-- BEGIN Available records --

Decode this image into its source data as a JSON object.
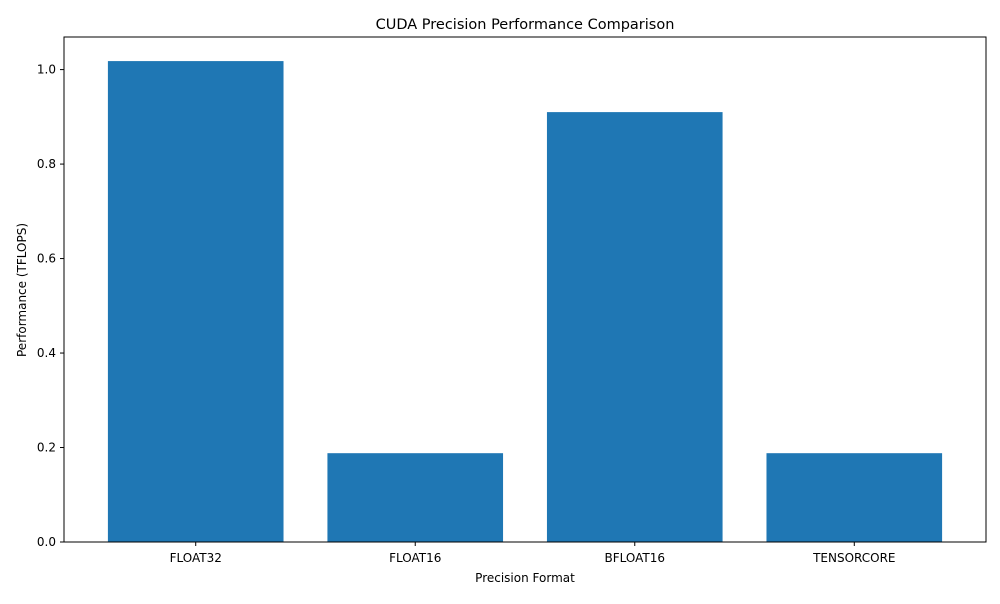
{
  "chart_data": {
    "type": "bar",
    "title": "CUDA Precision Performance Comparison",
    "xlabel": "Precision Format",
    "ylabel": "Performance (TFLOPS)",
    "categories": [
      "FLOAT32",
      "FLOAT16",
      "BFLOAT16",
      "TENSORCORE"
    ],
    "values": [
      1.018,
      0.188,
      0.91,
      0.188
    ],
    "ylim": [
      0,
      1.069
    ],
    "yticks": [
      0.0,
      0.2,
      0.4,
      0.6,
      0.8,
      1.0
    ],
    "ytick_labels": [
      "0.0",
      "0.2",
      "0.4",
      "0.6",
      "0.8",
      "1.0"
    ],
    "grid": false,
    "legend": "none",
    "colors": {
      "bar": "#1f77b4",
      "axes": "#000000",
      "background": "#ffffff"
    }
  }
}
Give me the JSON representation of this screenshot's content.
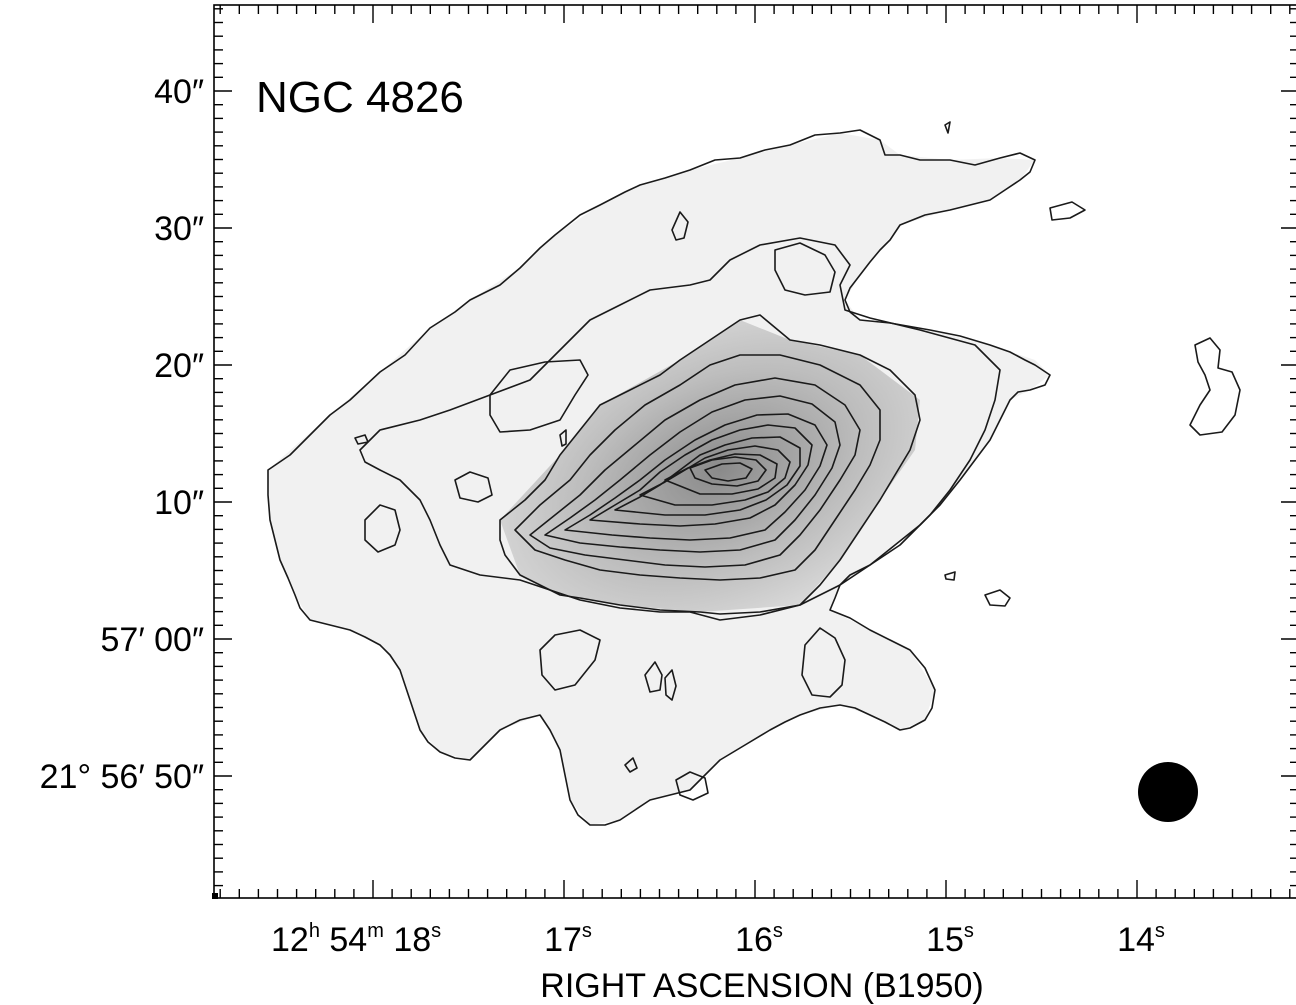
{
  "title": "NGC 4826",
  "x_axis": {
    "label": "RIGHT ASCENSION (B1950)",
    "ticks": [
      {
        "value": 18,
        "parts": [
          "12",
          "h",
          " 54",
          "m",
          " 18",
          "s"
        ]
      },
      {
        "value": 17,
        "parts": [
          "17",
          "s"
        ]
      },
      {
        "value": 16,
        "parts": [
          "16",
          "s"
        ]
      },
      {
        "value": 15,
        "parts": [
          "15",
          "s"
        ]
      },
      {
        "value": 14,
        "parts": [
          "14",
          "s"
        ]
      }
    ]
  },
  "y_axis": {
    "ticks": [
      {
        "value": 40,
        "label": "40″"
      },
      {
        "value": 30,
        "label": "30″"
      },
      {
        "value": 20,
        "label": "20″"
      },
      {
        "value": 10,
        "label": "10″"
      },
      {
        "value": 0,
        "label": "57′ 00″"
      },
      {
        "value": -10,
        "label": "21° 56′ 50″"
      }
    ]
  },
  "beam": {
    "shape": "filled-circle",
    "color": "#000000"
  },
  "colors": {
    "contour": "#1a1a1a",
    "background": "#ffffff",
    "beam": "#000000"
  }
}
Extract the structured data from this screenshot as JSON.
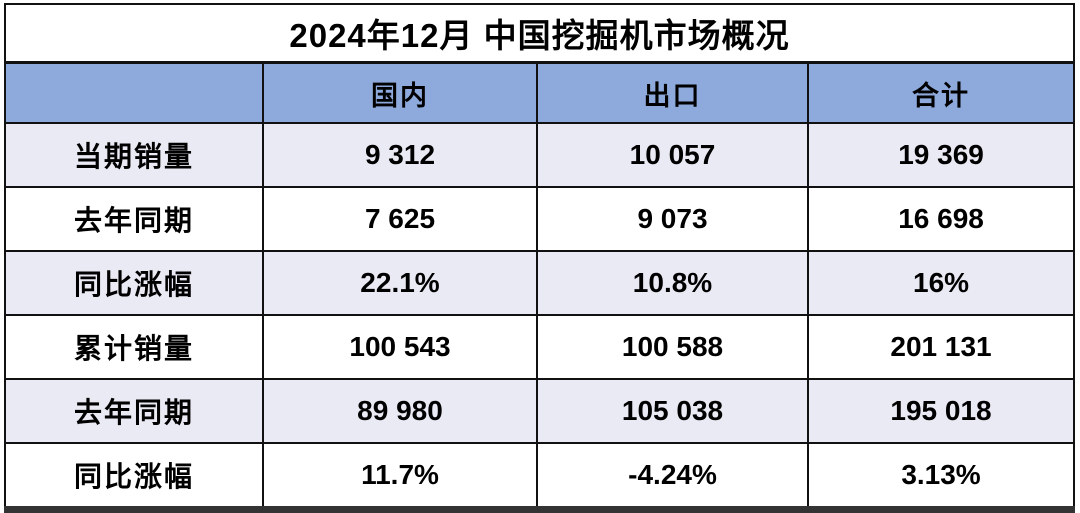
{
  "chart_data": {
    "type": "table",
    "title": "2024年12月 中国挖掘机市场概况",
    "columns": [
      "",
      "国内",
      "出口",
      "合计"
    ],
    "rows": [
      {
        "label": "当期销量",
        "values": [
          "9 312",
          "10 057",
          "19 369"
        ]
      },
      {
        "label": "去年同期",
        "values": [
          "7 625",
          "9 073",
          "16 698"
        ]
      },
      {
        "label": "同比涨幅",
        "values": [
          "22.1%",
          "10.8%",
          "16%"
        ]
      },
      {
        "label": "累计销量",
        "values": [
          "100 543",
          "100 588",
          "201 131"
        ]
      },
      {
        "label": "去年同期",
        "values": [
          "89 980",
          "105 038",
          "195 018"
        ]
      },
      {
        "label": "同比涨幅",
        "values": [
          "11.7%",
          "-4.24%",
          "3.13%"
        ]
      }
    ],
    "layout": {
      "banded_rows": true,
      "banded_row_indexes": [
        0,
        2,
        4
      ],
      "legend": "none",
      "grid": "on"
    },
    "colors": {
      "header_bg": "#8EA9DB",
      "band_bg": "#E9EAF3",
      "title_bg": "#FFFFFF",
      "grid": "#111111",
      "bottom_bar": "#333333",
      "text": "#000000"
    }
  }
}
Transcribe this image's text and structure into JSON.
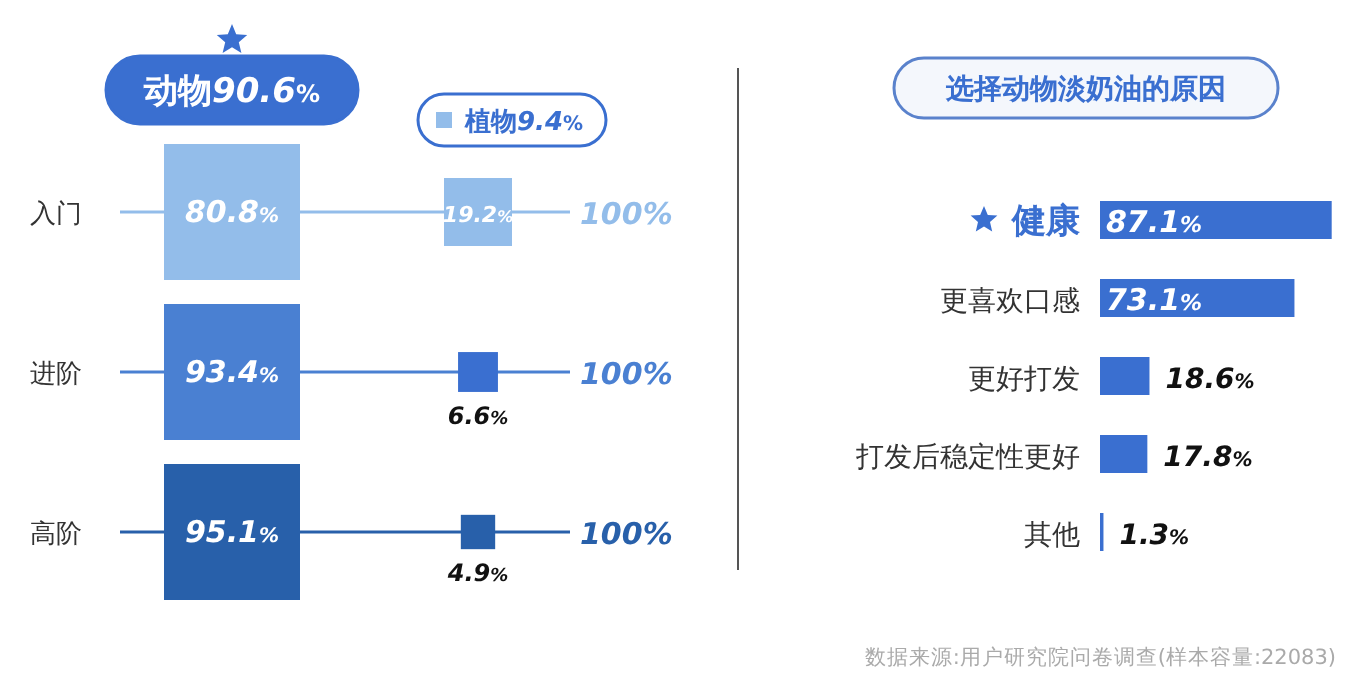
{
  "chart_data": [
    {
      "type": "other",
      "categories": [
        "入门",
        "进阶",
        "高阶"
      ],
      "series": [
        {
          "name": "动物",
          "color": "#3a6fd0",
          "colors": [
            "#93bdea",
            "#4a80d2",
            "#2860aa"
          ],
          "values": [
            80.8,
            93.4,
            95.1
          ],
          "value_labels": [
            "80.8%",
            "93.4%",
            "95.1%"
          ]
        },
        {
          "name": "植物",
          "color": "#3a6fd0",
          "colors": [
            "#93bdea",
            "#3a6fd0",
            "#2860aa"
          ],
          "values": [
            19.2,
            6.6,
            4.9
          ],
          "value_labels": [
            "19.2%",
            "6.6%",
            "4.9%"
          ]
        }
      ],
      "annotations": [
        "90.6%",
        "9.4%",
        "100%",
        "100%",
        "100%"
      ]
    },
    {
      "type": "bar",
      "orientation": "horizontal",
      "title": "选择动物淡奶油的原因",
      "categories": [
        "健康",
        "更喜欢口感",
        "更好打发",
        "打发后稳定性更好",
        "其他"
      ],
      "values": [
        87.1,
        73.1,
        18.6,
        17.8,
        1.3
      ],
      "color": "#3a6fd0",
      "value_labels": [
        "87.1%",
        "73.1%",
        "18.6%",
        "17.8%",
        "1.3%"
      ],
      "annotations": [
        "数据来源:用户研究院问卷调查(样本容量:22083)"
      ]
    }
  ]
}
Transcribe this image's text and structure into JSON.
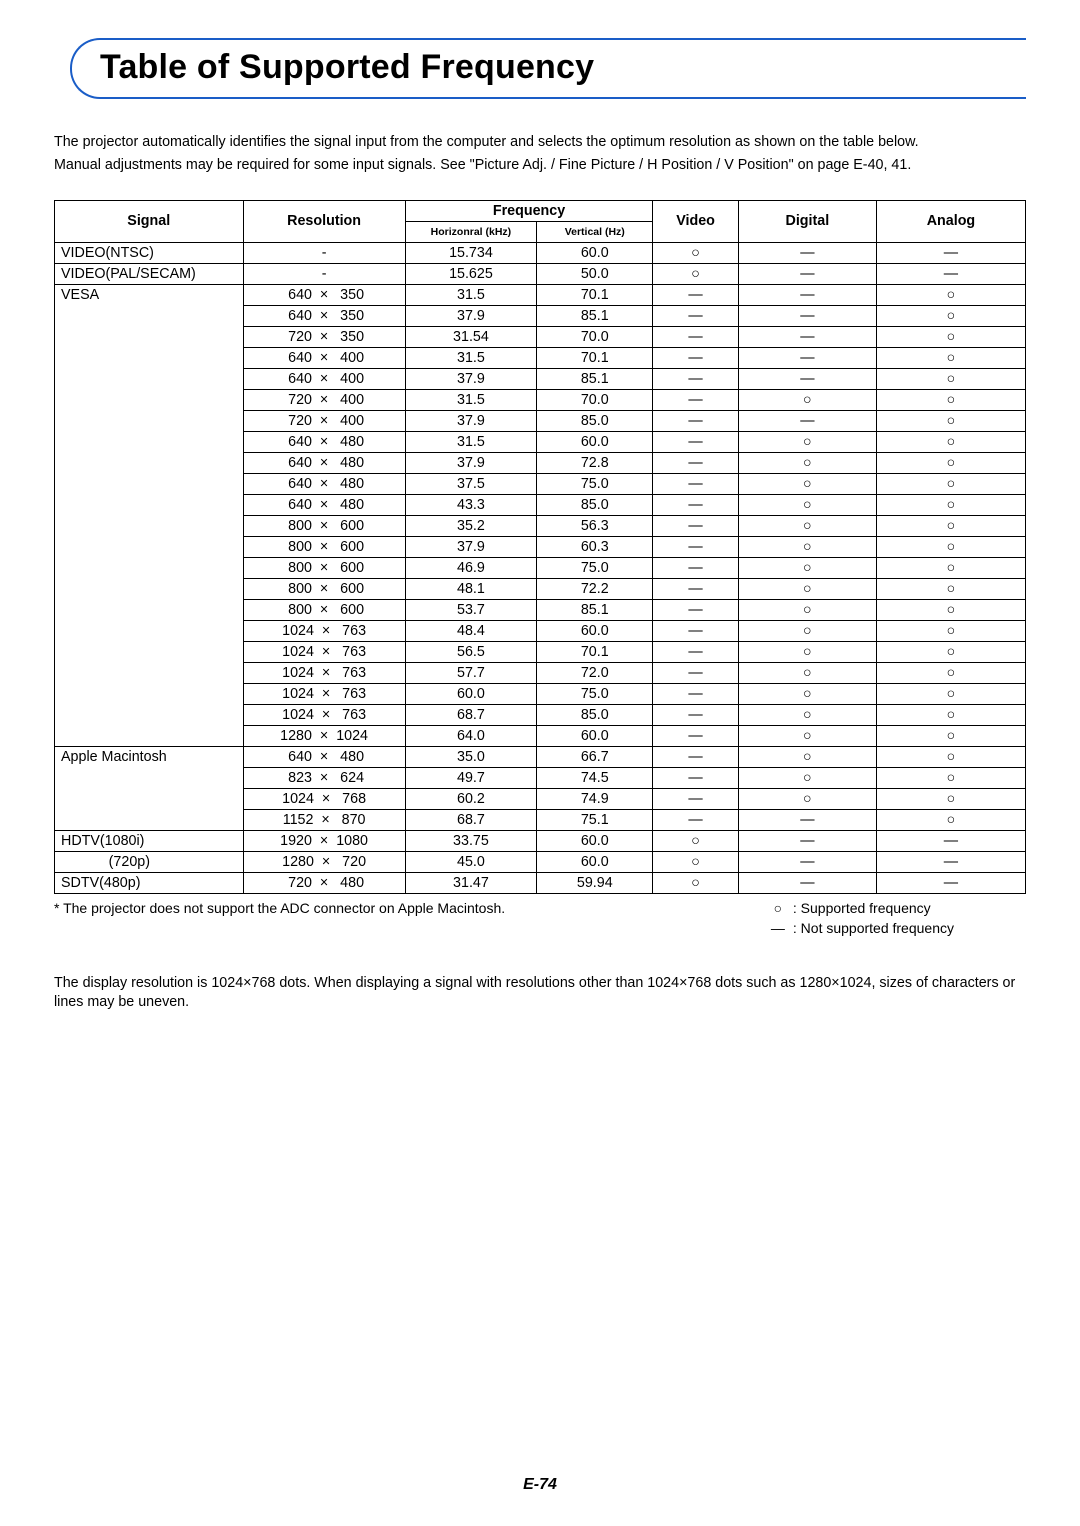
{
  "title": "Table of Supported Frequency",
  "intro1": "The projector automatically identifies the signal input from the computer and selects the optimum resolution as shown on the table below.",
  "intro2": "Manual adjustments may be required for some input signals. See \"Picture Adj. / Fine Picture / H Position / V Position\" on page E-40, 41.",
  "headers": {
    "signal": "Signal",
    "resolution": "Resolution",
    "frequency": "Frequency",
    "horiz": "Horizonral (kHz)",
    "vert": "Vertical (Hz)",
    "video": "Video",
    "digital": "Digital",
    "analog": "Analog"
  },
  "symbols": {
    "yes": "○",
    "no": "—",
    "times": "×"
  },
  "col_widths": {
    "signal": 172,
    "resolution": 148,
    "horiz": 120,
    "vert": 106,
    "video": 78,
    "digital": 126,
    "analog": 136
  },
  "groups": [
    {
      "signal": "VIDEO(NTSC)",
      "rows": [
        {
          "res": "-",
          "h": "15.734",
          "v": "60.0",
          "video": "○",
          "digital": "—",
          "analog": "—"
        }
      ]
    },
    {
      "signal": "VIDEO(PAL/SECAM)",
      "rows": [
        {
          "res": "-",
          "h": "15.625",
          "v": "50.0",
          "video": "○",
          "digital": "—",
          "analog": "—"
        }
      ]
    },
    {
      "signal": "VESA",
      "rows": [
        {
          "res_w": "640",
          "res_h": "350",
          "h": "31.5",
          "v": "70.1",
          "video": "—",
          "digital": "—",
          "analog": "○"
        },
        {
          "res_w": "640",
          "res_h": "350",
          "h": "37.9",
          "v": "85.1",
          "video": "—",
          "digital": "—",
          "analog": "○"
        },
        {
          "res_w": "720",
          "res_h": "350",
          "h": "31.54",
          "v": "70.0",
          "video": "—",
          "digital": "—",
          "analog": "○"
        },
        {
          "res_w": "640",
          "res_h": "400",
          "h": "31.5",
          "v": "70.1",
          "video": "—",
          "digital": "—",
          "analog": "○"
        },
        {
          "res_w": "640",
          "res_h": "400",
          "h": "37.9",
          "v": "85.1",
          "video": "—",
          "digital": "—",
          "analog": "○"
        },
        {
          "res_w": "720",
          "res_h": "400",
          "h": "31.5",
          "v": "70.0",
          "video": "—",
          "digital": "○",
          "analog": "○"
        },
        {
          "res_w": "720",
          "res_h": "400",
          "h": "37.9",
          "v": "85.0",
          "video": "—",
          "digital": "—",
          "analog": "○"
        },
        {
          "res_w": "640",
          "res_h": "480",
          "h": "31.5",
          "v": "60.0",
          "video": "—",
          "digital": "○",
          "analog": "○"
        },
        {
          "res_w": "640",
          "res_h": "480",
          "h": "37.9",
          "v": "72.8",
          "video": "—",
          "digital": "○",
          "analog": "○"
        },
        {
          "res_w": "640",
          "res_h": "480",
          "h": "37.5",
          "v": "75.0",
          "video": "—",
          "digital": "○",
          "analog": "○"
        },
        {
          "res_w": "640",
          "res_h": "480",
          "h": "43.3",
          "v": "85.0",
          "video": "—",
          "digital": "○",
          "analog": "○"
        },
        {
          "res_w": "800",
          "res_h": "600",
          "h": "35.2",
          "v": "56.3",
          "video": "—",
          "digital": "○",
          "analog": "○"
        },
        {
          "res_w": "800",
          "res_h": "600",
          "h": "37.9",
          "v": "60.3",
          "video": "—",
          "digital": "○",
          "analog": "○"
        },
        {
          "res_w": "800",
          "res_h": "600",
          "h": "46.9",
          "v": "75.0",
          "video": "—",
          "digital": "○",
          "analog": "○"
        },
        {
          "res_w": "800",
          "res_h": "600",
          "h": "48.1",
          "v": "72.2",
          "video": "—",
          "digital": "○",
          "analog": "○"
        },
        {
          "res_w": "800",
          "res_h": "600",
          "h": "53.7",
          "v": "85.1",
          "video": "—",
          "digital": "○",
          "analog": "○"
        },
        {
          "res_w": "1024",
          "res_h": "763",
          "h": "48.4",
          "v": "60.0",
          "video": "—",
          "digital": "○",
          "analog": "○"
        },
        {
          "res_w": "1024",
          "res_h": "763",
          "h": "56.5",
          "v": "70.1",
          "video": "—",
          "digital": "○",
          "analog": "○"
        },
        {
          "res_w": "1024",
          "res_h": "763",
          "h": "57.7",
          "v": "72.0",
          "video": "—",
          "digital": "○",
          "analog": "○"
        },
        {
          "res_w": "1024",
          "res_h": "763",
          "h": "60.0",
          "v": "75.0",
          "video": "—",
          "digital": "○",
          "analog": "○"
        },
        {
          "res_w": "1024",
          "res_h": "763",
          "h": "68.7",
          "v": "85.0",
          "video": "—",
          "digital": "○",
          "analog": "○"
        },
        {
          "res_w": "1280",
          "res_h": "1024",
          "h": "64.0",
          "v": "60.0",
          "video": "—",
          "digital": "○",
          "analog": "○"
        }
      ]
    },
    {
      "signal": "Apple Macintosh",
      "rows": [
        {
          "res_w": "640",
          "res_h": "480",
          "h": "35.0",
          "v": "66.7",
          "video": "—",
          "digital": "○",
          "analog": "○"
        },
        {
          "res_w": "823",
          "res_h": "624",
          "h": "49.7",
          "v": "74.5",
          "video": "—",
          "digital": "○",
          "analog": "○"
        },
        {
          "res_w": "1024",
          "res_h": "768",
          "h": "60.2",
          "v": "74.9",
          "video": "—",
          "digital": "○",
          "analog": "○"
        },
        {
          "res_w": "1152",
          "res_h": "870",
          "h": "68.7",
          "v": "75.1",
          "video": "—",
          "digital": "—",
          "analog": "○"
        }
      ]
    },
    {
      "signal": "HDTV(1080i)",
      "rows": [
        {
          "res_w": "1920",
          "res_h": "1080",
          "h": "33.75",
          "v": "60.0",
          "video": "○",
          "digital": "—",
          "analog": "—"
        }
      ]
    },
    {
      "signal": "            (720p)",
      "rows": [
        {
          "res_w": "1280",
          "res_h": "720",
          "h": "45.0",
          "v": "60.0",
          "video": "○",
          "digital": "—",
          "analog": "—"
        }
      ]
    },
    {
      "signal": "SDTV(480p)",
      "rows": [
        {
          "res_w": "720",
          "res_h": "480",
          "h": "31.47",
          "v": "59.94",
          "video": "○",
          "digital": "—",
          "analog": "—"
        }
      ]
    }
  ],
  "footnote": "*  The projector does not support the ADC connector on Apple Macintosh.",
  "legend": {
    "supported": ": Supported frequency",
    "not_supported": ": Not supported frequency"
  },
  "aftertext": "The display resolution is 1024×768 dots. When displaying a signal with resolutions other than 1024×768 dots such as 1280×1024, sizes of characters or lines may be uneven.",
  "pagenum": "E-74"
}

-- END Available records --

▸ Written problem
Each line with the string "Performance" in it needs to be found and copied.

▸ Solution below
    "title": "CUDA Precision Performance Comparison",
    "ylabel": "Performance (TFLOPS)",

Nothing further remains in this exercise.